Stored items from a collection
-*-

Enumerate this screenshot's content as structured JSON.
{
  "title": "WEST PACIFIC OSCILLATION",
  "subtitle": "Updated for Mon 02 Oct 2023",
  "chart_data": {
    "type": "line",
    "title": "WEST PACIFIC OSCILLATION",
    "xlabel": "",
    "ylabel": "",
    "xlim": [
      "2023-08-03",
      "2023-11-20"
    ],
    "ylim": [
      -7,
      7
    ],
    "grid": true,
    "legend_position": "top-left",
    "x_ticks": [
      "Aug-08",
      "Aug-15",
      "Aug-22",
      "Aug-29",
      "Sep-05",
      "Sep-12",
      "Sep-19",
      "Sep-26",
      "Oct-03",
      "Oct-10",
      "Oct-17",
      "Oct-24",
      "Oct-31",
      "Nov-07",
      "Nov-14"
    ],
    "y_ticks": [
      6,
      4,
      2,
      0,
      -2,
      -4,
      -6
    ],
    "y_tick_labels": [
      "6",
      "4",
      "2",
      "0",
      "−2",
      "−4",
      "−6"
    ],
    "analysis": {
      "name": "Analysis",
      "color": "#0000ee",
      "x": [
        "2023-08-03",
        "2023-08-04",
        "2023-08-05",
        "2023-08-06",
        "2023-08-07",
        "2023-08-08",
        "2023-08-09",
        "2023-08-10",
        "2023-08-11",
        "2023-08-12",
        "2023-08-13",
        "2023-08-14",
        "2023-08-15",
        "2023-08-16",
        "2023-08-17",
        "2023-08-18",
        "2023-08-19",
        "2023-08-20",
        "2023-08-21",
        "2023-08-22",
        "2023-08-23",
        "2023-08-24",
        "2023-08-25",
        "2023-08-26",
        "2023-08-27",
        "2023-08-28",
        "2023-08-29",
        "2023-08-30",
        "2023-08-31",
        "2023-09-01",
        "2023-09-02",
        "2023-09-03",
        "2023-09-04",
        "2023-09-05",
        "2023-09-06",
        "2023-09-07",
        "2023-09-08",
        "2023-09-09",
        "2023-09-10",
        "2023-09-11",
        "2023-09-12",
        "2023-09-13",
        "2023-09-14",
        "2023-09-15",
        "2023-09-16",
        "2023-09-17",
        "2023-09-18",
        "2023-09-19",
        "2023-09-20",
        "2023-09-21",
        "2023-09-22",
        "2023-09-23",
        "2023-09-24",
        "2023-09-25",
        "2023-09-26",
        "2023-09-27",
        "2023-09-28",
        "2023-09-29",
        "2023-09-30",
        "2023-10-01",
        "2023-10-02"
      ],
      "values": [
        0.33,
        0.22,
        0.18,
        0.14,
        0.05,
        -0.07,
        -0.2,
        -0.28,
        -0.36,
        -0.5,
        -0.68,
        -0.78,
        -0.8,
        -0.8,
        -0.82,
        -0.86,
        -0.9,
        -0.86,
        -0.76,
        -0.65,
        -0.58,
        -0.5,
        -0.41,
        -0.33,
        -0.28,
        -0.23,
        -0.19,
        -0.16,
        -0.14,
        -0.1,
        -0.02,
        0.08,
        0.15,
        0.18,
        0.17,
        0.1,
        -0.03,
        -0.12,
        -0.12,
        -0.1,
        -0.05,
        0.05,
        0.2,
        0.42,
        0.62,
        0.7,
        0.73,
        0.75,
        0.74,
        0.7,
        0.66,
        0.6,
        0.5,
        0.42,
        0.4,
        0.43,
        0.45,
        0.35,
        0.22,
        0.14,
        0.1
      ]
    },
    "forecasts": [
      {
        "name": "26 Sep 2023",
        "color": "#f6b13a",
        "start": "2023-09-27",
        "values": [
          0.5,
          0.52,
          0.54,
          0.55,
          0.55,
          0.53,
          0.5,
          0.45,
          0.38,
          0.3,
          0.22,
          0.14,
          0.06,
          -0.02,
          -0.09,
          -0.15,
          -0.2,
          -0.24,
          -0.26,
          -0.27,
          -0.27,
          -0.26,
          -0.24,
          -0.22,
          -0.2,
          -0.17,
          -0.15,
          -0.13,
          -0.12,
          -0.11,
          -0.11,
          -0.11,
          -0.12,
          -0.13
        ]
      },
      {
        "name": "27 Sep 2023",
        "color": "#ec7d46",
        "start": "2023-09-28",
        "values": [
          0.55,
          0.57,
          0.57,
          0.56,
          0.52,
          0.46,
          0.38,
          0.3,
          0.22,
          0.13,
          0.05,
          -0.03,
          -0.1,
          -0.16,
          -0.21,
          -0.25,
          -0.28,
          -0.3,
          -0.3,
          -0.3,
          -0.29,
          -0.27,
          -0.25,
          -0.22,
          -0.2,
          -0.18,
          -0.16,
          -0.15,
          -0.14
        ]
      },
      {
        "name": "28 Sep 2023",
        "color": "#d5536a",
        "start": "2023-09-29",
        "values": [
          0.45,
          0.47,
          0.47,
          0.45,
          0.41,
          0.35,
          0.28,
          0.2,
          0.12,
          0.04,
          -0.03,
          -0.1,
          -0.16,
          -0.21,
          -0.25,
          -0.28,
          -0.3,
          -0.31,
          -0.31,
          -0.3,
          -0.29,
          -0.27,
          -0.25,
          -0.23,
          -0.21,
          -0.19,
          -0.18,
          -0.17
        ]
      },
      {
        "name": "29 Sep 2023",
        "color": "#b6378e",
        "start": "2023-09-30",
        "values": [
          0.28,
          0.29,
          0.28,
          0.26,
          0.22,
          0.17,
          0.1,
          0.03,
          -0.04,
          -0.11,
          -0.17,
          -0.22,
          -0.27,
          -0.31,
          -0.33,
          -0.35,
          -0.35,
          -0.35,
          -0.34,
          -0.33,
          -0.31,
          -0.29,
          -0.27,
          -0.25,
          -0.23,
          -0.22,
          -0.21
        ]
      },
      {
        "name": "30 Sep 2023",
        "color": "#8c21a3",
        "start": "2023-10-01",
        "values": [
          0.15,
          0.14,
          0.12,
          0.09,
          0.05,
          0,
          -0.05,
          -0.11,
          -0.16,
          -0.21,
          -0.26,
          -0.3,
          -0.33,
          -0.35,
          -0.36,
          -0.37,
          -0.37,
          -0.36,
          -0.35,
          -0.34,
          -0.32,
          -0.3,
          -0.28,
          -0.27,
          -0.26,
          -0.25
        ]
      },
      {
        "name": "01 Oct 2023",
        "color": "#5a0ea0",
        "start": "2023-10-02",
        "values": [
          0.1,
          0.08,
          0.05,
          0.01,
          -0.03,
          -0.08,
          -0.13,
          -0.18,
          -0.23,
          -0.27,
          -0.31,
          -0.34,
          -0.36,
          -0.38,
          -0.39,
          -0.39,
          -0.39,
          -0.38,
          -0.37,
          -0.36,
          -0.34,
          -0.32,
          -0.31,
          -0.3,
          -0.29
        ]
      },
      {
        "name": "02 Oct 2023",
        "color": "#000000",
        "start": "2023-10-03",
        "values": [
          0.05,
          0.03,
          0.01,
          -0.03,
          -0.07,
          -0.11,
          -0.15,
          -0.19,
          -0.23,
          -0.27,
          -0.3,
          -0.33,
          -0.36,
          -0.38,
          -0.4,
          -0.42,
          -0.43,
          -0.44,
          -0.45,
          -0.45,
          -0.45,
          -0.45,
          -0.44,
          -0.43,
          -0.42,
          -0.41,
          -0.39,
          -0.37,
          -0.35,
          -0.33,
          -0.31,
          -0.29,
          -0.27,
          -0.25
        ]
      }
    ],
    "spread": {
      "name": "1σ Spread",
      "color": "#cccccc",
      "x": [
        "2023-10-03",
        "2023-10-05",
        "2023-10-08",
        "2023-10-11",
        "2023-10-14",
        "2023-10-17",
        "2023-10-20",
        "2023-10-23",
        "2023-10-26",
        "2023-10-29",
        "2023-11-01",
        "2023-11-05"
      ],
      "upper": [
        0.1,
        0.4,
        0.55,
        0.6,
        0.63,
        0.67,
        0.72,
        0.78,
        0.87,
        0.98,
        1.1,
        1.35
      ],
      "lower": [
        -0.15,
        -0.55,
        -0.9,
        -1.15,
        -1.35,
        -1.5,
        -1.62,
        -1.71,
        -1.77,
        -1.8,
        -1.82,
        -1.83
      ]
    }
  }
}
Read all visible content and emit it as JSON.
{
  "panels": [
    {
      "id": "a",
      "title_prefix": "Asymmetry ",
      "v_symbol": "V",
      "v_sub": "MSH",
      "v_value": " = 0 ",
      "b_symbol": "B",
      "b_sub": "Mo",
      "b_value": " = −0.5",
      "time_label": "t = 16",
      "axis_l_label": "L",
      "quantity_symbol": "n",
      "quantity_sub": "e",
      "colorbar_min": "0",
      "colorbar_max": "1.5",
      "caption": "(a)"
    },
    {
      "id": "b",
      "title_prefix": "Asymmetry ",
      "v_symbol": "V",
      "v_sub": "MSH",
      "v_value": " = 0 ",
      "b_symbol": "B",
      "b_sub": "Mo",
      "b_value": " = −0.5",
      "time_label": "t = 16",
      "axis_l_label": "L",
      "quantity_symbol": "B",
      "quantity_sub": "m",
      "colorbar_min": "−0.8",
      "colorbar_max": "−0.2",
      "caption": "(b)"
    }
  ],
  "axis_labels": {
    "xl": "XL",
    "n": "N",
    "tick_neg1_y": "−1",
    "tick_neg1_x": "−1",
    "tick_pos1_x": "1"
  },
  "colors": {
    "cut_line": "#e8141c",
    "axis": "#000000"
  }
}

-*-

_WHAT IS ASKED_. All lines above with "JSON" in them should be returned.

_SOLUTION TO THIS PROBLEM_.
Enumerate this screenshot's content as structured JSON.
Read all visible content and emit it as JSON.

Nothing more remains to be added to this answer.